-- Gegebene Informationen --
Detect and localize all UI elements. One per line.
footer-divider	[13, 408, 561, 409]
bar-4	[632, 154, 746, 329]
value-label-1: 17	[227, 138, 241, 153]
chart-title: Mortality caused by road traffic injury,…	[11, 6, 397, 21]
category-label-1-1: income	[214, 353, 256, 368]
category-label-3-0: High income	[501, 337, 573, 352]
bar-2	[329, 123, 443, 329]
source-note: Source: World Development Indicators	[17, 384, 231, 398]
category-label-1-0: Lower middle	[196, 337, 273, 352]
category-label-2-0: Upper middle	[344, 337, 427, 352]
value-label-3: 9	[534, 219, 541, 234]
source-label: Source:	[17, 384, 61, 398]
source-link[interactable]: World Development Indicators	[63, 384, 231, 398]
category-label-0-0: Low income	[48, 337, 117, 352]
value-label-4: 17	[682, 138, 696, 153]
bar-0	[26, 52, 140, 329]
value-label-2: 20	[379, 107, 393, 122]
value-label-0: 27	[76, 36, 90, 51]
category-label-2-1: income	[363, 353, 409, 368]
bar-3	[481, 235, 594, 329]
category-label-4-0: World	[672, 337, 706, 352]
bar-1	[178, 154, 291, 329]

-- Aufgabe --
Geben Sie die Zeilen vom Beginn der Einträge bis einschließlich der Zeile mit „chart-title: Mortality caused“ unverändert aus.

-- Antwort --
Detect and localize all UI elements. One per line.
footer-divider	[13, 408, 561, 409]
bar-4	[632, 154, 746, 329]
value-label-1: 17	[227, 138, 241, 153]
chart-title: Mortality caused by road traffic injury,…	[11, 6, 397, 21]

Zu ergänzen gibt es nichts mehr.